* **Records from a data source**:
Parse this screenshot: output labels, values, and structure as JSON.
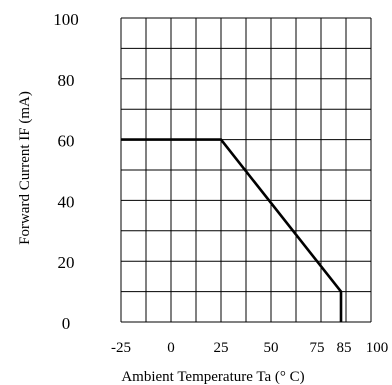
{
  "chart_data": {
    "type": "line",
    "xlabel": "Ambient Temperature Ta (° C)",
    "ylabel": "Forward Current IF (mA)",
    "x_ticks": [
      -25,
      0,
      25,
      50,
      75,
      85,
      100
    ],
    "y_ticks": [
      0,
      20,
      40,
      60,
      80,
      100
    ],
    "xlim": [
      -25,
      100
    ],
    "ylim": [
      0,
      100
    ],
    "grid": true,
    "series": [
      {
        "x": [
          -25,
          25,
          85,
          85
        ],
        "y": [
          60,
          60,
          10,
          0
        ]
      }
    ]
  }
}
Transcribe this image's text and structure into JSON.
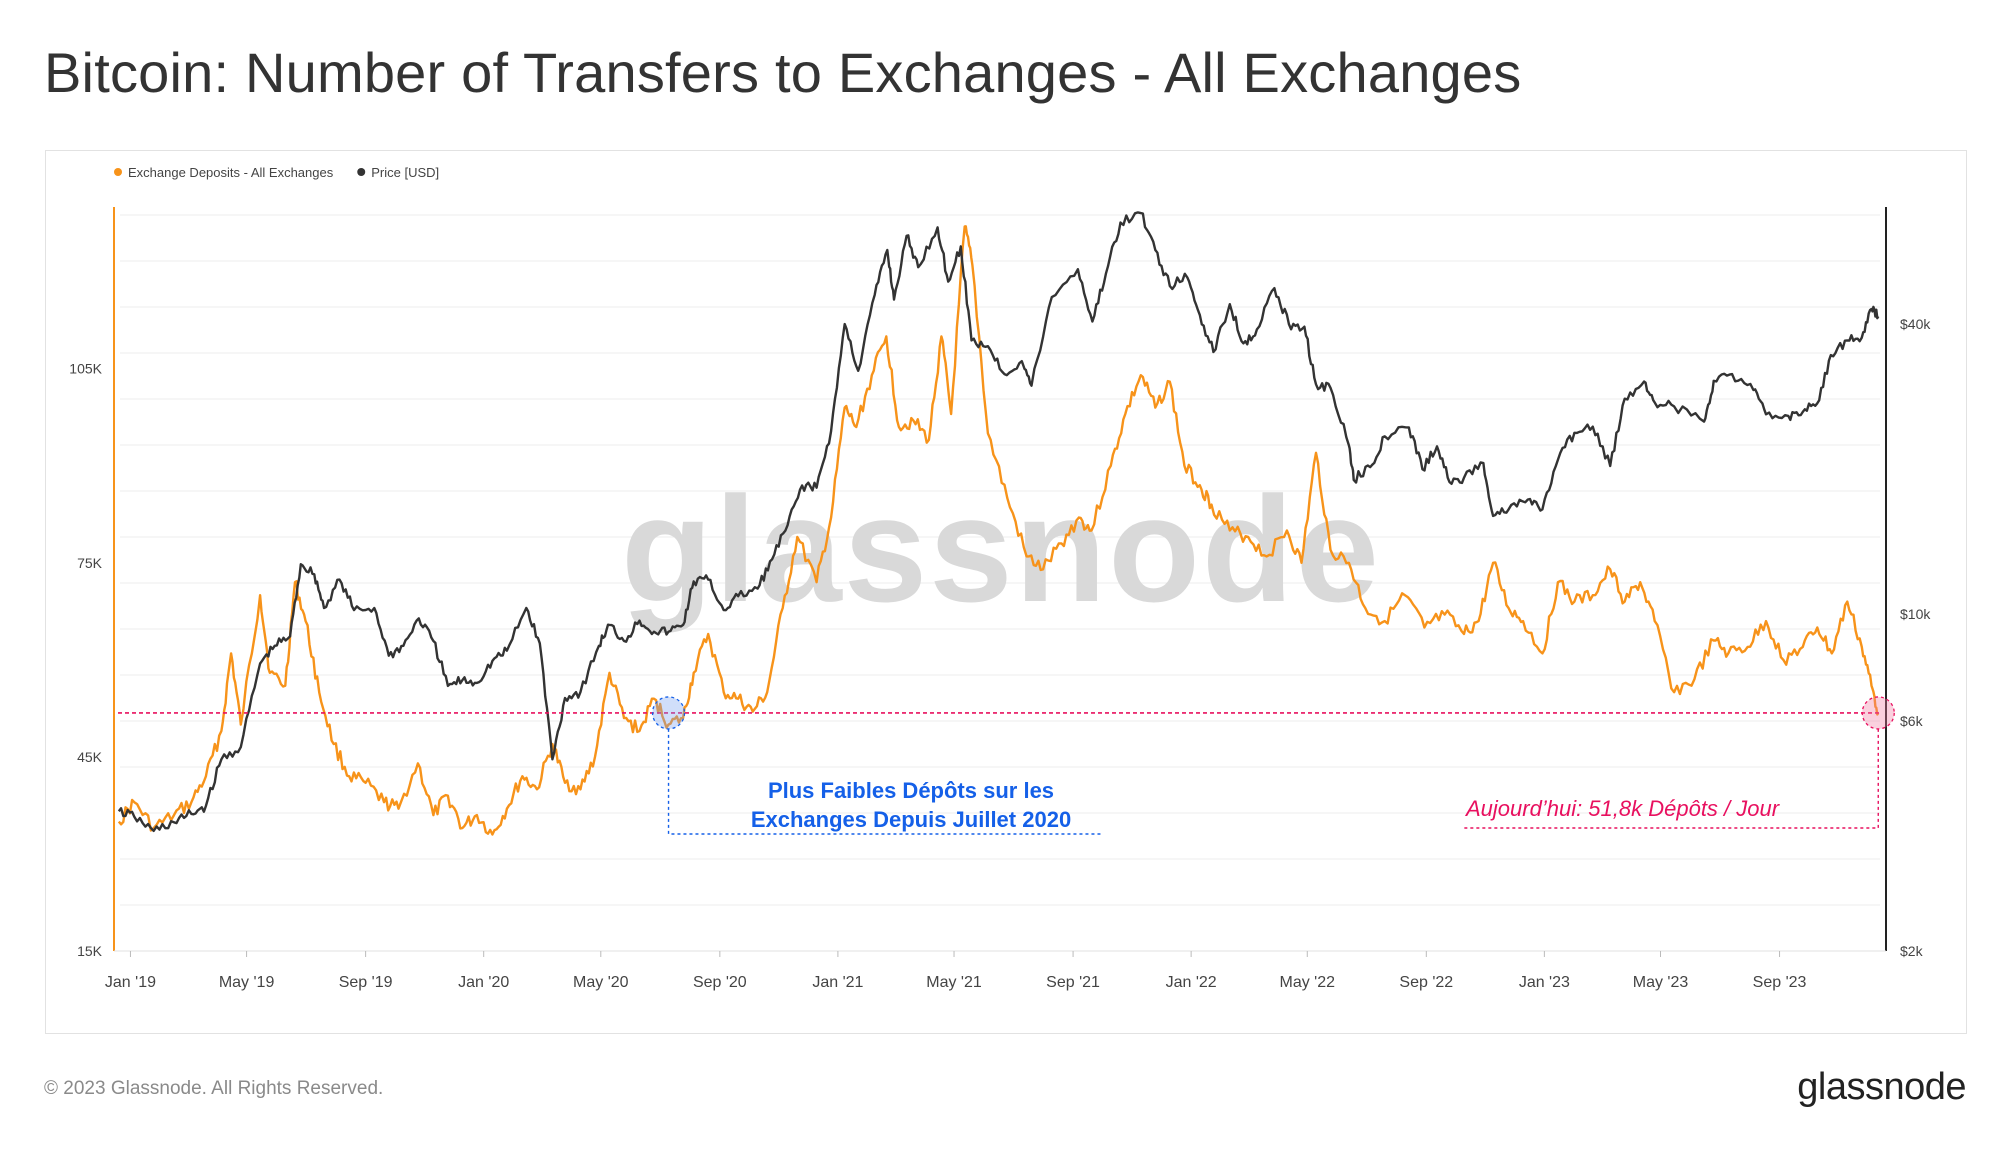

* **INSTRUCTIONS FOR THE TASK**: Pictures are excluded; copy every other part of the records exactly.

* **ANSWER TO THE TASK**:
Parse this screenshot: output labels, values, and structure as JSON.
{
  "chart_data": {
    "type": "line",
    "xlabel": "Ambient Temperature Ta (° C)",
    "ylabel": "Forward Current IF (mA)",
    "x_ticks": [
      -25,
      0,
      25,
      50,
      75,
      85,
      100
    ],
    "y_ticks": [
      0,
      20,
      40,
      60,
      80,
      100
    ],
    "xlim": [
      -25,
      100
    ],
    "ylim": [
      0,
      100
    ],
    "grid": true,
    "series": [
      {
        "x": [
          -25,
          25,
          85,
          85
        ],
        "y": [
          60,
          60,
          10,
          0
        ]
      }
    ]
  }
}
Transcribe this image's text and structure into JSON.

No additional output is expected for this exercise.